#### What you need to do
Look through the records below, and copy out every line that holds the string "Asset".

#### Task input

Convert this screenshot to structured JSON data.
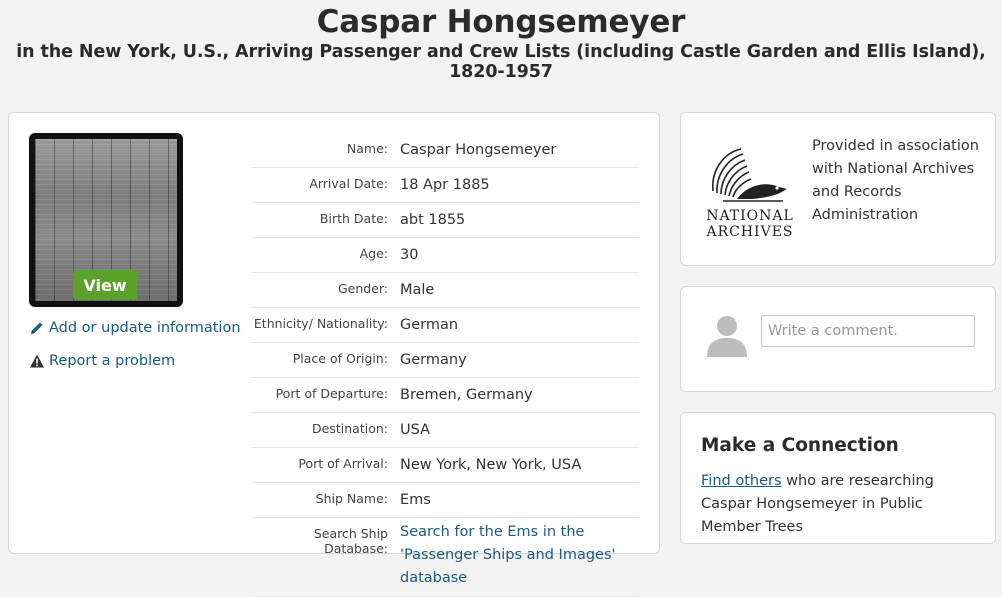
{
  "header": {
    "name": "Caspar Hongsemeyer",
    "collection": "in the New York, U.S., Arriving Passenger and Crew Lists (including Castle Garden and Ellis Island), 1820-1957"
  },
  "record_image": {
    "view_label": "View"
  },
  "links": {
    "add_update": "Add or update information",
    "report": "Report a problem"
  },
  "facts": [
    {
      "label": "Name:",
      "value": "Caspar Hongsemeyer"
    },
    {
      "label": "Arrival Date:",
      "value": "18 Apr 1885"
    },
    {
      "label": "Birth Date:",
      "value": "abt 1855"
    },
    {
      "label": "Age:",
      "value": "30"
    },
    {
      "label": "Gender:",
      "value": "Male"
    },
    {
      "label": "Ethnicity/ Nationality:",
      "value": "German"
    },
    {
      "label": "Place of Origin:",
      "value": "Germany"
    },
    {
      "label": "Port of Departure:",
      "value": "Bremen, Germany"
    },
    {
      "label": "Destination:",
      "value": "USA"
    },
    {
      "label": "Port of Arrival:",
      "value": "New York, New York, USA"
    },
    {
      "label": "Ship Name:",
      "value": "Ems"
    },
    {
      "label": "Search Ship Database:",
      "value": "Search for the Ems in the 'Passenger Ships and Images' database"
    }
  ],
  "archive": {
    "logo_line1": "NATIONAL",
    "logo_line2": "ARCHIVES",
    "text": "Provided in association with National Archives and Records Administration"
  },
  "comment": {
    "placeholder": "Write a comment."
  },
  "connection": {
    "title": "Make a Connection",
    "link_text": "Find others",
    "text": " who are researching Caspar Hongsemeyer in Public Member Trees"
  },
  "colors": {
    "link": "#1a5b82",
    "view_button": "#5aa22a",
    "background": "#f3f3f3"
  },
  "icons": {
    "add_update": "pencil-icon",
    "report": "warning-icon",
    "avatar": "user-silhouette-icon",
    "archive_logo": "national-archives-eagle-logo"
  }
}
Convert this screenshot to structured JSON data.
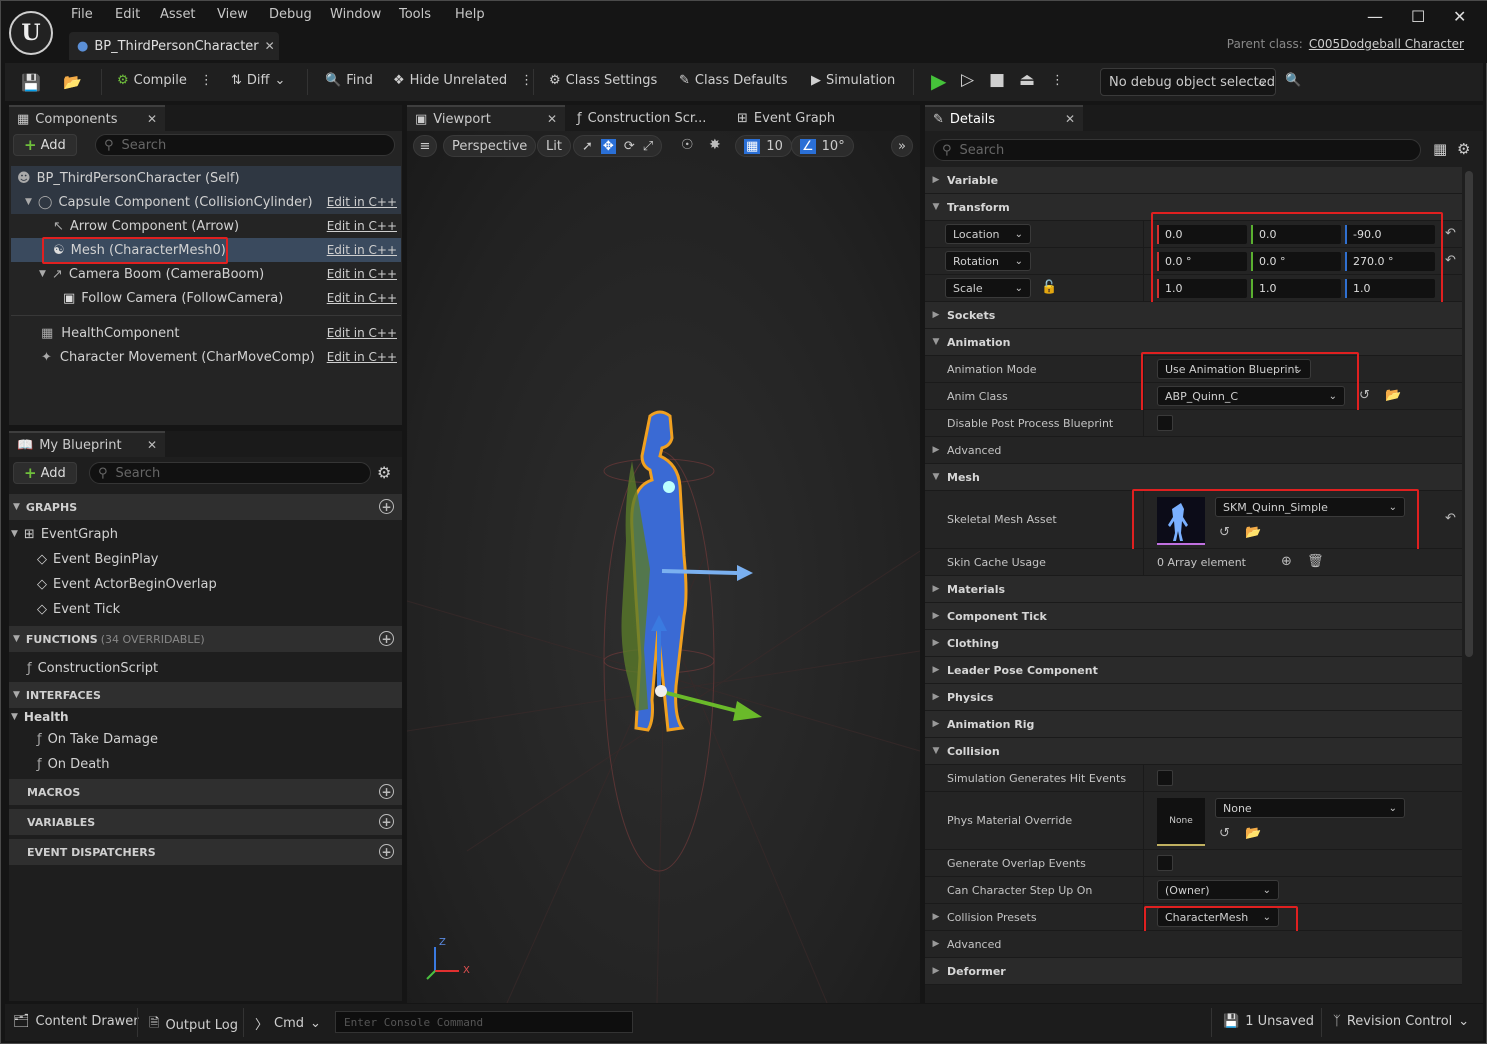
{
  "menu": [
    "File",
    "Edit",
    "Asset",
    "View",
    "Debug",
    "Window",
    "Tools",
    "Help"
  ],
  "document_tab": "BP_ThirdPersonCharacter",
  "parent_class": {
    "label": "Parent class:",
    "value": "C005Dodgeball Character"
  },
  "toolbar": {
    "compile": "Compile",
    "diff": "Diff",
    "find": "Find",
    "hide_unrelated": "Hide Unrelated",
    "class_settings": "Class Settings",
    "class_defaults": "Class Defaults",
    "simulation": "Simulation",
    "debug_object": "No debug object selected"
  },
  "components": {
    "tab": "Components",
    "add": "Add",
    "search_placeholder": "Search",
    "edit_label": "Edit in C++",
    "items": [
      {
        "label": "BP_ThirdPersonCharacter (Self)"
      },
      {
        "label": "Capsule Component (CollisionCylinder)"
      },
      {
        "label": "Arrow Component (Arrow)"
      },
      {
        "label": "Mesh (CharacterMesh0)"
      },
      {
        "label": "Camera Boom (CameraBoom)"
      },
      {
        "label": "Follow Camera (FollowCamera)"
      },
      {
        "label": "HealthComponent"
      },
      {
        "label": "Character Movement (CharMoveComp)"
      }
    ]
  },
  "my_blueprint": {
    "tab": "My Blueprint",
    "add": "Add",
    "search_placeholder": "Search",
    "graphs": "GRAPHS",
    "event_graph": "EventGraph",
    "events": [
      "Event BeginPlay",
      "Event ActorBeginOverlap",
      "Event Tick"
    ],
    "functions": "FUNCTIONS",
    "functions_count": "(34 OVERRIDABLE)",
    "construction_script": "ConstructionScript",
    "interfaces": "INTERFACES",
    "health": "Health",
    "health_items": [
      "On Take Damage",
      "On Death"
    ],
    "macros": "MACROS",
    "variables": "VARIABLES",
    "event_dispatchers": "EVENT DISPATCHERS"
  },
  "viewport": {
    "tabs": [
      "Viewport",
      "Construction Scr...",
      "Event Graph"
    ],
    "perspective": "Perspective",
    "lit": "Lit",
    "grid": "10",
    "angle": "10°",
    "axis_z": "Z",
    "axis_x": "X"
  },
  "details": {
    "tab": "Details",
    "search_placeholder": "Search",
    "variable": "Variable",
    "transform": "Transform",
    "location": {
      "label": "Location",
      "x": "0.0",
      "y": "0.0",
      "z": "-90.0"
    },
    "rotation": {
      "label": "Rotation",
      "x": "0.0 °",
      "y": "0.0 °",
      "z": "270.0 °"
    },
    "scale": {
      "label": "Scale",
      "x": "1.0",
      "y": "1.0",
      "z": "1.0"
    },
    "sockets": "Sockets",
    "animation": "Animation",
    "animation_mode_label": "Animation Mode",
    "animation_mode_value": "Use Animation Blueprint",
    "anim_class_label": "Anim Class",
    "anim_class_value": "ABP_Quinn_C",
    "disable_post_label": "Disable Post Process Blueprint",
    "advanced": "Advanced",
    "mesh": "Mesh",
    "skeletal_mesh_label": "Skeletal Mesh Asset",
    "skeletal_mesh_value": "SKM_Quinn_Simple",
    "skin_cache_label": "Skin Cache Usage",
    "skin_cache_value": "0 Array element",
    "materials": "Materials",
    "component_tick": "Component Tick",
    "clothing": "Clothing",
    "leader_pose": "Leader Pose Component",
    "physics": "Physics",
    "animation_rig": "Animation Rig",
    "collision": "Collision",
    "sim_hit_label": "Simulation Generates Hit Events",
    "phys_mat_label": "Phys Material Override",
    "phys_mat_thumb": "None",
    "phys_mat_value": "None",
    "gen_overlap_label": "Generate Overlap Events",
    "step_up_label": "Can Character Step Up On",
    "step_up_value": "(Owner)",
    "collision_presets_label": "Collision Presets",
    "collision_presets_value": "CharacterMesh",
    "advanced2": "Advanced",
    "deformer": "Deformer"
  },
  "statusbar": {
    "content_drawer": "Content Drawer",
    "output_log": "Output Log",
    "cmd": "Cmd",
    "console_placeholder": "Enter Console Command",
    "unsaved": "1 Unsaved",
    "revision_control": "Revision Control"
  }
}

#### Reply
    "Asset",
    "skeletal_mesh_label": "Skeletal Mesh Asset",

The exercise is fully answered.